▶ **Source data**:
···

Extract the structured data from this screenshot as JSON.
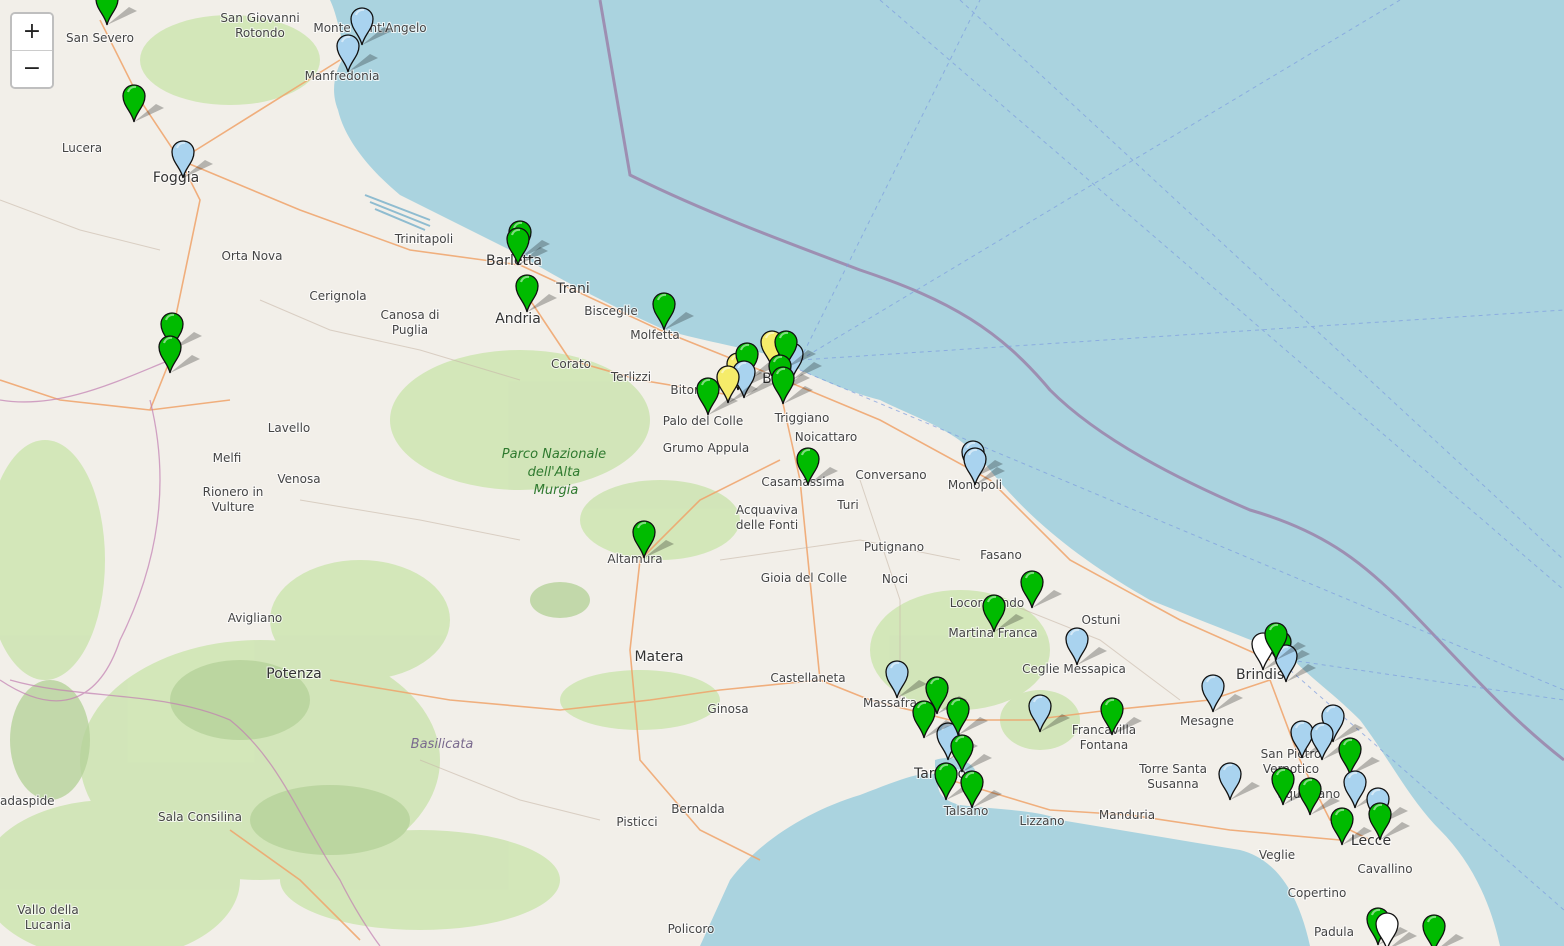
{
  "zoom": {
    "in_label": "+",
    "out_label": "−"
  },
  "colors": {
    "sea": "#aad3df",
    "land": "#f2efe9",
    "green_area": "#cfe5b4",
    "green_dark": "#b5d29a",
    "road": "#f0a36a",
    "boundary": "#9a7ea6",
    "pin_green": "#00bb00",
    "pin_lightblue": "#a9d3ef",
    "pin_yellow": "#f5ec6a",
    "pin_white": "#ffffff"
  },
  "places": [
    {
      "name": "San Severo",
      "size": "normal"
    },
    {
      "name": "San Giovanni\nRotondo",
      "size": "normal"
    },
    {
      "name": "Monte Sant'Angelo",
      "size": "normal"
    },
    {
      "name": "Manfredonia",
      "size": "normal"
    },
    {
      "name": "Lucera",
      "size": "normal"
    },
    {
      "name": "Foggia",
      "size": "big"
    },
    {
      "name": "Trinitapoli",
      "size": "normal"
    },
    {
      "name": "Orta Nova",
      "size": "normal"
    },
    {
      "name": "Barletta",
      "size": "big"
    },
    {
      "name": "Trani",
      "size": "big"
    },
    {
      "name": "Cerignola",
      "size": "normal"
    },
    {
      "name": "Canosa di\nPuglia",
      "size": "normal"
    },
    {
      "name": "Andria",
      "size": "big"
    },
    {
      "name": "Bisceglie",
      "size": "normal"
    },
    {
      "name": "Molfetta",
      "size": "normal"
    },
    {
      "name": "Corato",
      "size": "normal"
    },
    {
      "name": "Terlizzi",
      "size": "normal"
    },
    {
      "name": "Bitonto",
      "size": "normal"
    },
    {
      "name": "Bari",
      "size": "big"
    },
    {
      "name": "Palo del Colle",
      "size": "normal"
    },
    {
      "name": "Triggiano",
      "size": "normal"
    },
    {
      "name": "Noicattaro",
      "size": "normal"
    },
    {
      "name": "Lavello",
      "size": "normal"
    },
    {
      "name": "Grumo Appula",
      "size": "normal"
    },
    {
      "name": "Melfi",
      "size": "normal"
    },
    {
      "name": "Venosa",
      "size": "normal"
    },
    {
      "name": "Casamassima",
      "size": "normal"
    },
    {
      "name": "Conversano",
      "size": "normal"
    },
    {
      "name": "Monopoli",
      "size": "normal"
    },
    {
      "name": "Rionero in\nVulture",
      "size": "normal"
    },
    {
      "name": "Acquaviva\ndelle Fonti",
      "size": "normal"
    },
    {
      "name": "Turi",
      "size": "normal"
    },
    {
      "name": "Altamura",
      "size": "normal"
    },
    {
      "name": "Putignano",
      "size": "normal"
    },
    {
      "name": "Fasano",
      "size": "normal"
    },
    {
      "name": "Gioia del Colle",
      "size": "normal"
    },
    {
      "name": "Noci",
      "size": "normal"
    },
    {
      "name": "Locorotondo",
      "size": "normal"
    },
    {
      "name": "Avigliano",
      "size": "normal"
    },
    {
      "name": "Ostuni",
      "size": "normal"
    },
    {
      "name": "Martina Franca",
      "size": "normal"
    },
    {
      "name": "Matera",
      "size": "big"
    },
    {
      "name": "Ceglie Messapica",
      "size": "normal"
    },
    {
      "name": "Potenza",
      "size": "big"
    },
    {
      "name": "Castellaneta",
      "size": "normal"
    },
    {
      "name": "Brindisi",
      "size": "big"
    },
    {
      "name": "Massafra",
      "size": "normal"
    },
    {
      "name": "Ginosa",
      "size": "normal"
    },
    {
      "name": "Francavilla\nFontana",
      "size": "normal"
    },
    {
      "name": "Mesagne",
      "size": "normal"
    },
    {
      "name": "San Pietro\nVernotico",
      "size": "normal"
    },
    {
      "name": "Taranto",
      "size": "big"
    },
    {
      "name": "Torre Santa\nSusanna",
      "size": "normal"
    },
    {
      "name": "Squinzano",
      "size": "normal"
    },
    {
      "name": "Talsano",
      "size": "normal"
    },
    {
      "name": "Bernalda",
      "size": "normal"
    },
    {
      "name": "Manduria",
      "size": "normal"
    },
    {
      "name": "Lizzano",
      "size": "normal"
    },
    {
      "name": "Lecce",
      "size": "big"
    },
    {
      "name": "Sala Consilina",
      "size": "normal"
    },
    {
      "name": "Pisticci",
      "size": "normal"
    },
    {
      "name": "Veglie",
      "size": "normal"
    },
    {
      "name": "Cavallino",
      "size": "normal"
    },
    {
      "name": "Copertino",
      "size": "normal"
    },
    {
      "name": "Vallo della\nLucania",
      "size": "normal"
    },
    {
      "name": "Policoro",
      "size": "normal"
    },
    {
      "name": "Padula",
      "size": "normal"
    },
    {
      "name": "cadaspide",
      "size": "normal"
    }
  ],
  "park_label": "Parco Nazionale\ndell'Alta\nMurgia",
  "region_label": "Basilicata",
  "markers": [
    {
      "color": "green"
    },
    {
      "color": "lightblue"
    },
    {
      "color": "lightblue"
    },
    {
      "color": "green"
    },
    {
      "color": "lightblue"
    },
    {
      "color": "green"
    },
    {
      "color": "green"
    },
    {
      "color": "green"
    },
    {
      "color": "green"
    },
    {
      "color": "green"
    },
    {
      "color": "yellow"
    },
    {
      "color": "green"
    },
    {
      "color": "yellow"
    },
    {
      "color": "lightblue"
    },
    {
      "color": "yellow"
    },
    {
      "color": "green"
    },
    {
      "color": "lightblue"
    },
    {
      "color": "green"
    },
    {
      "color": "green"
    },
    {
      "color": "green"
    },
    {
      "color": "green"
    },
    {
      "color": "lightblue"
    },
    {
      "color": "lightblue"
    },
    {
      "color": "green"
    },
    {
      "color": "green"
    },
    {
      "color": "green"
    },
    {
      "color": "lightblue"
    },
    {
      "color": "lightblue"
    },
    {
      "color": "lightblue"
    },
    {
      "color": "green"
    },
    {
      "color": "green"
    },
    {
      "color": "lightblue"
    },
    {
      "color": "green"
    },
    {
      "color": "green"
    },
    {
      "color": "green"
    },
    {
      "color": "green"
    },
    {
      "color": "green"
    },
    {
      "color": "lightblue"
    },
    {
      "color": "green"
    },
    {
      "color": "green"
    },
    {
      "color": "white"
    },
    {
      "color": "lightblue"
    },
    {
      "color": "lightblue"
    },
    {
      "color": "lightblue"
    },
    {
      "color": "lightblue"
    },
    {
      "color": "green"
    },
    {
      "color": "lightblue"
    },
    {
      "color": "lightblue"
    },
    {
      "color": "green"
    },
    {
      "color": "green"
    },
    {
      "color": "lightblue"
    },
    {
      "color": "green"
    },
    {
      "color": "green"
    },
    {
      "color": "green"
    },
    {
      "color": "green"
    },
    {
      "color": "white"
    },
    {
      "color": "green"
    }
  ]
}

···

The required output is the number of lines containing the word "Colle", and nothing besides.

2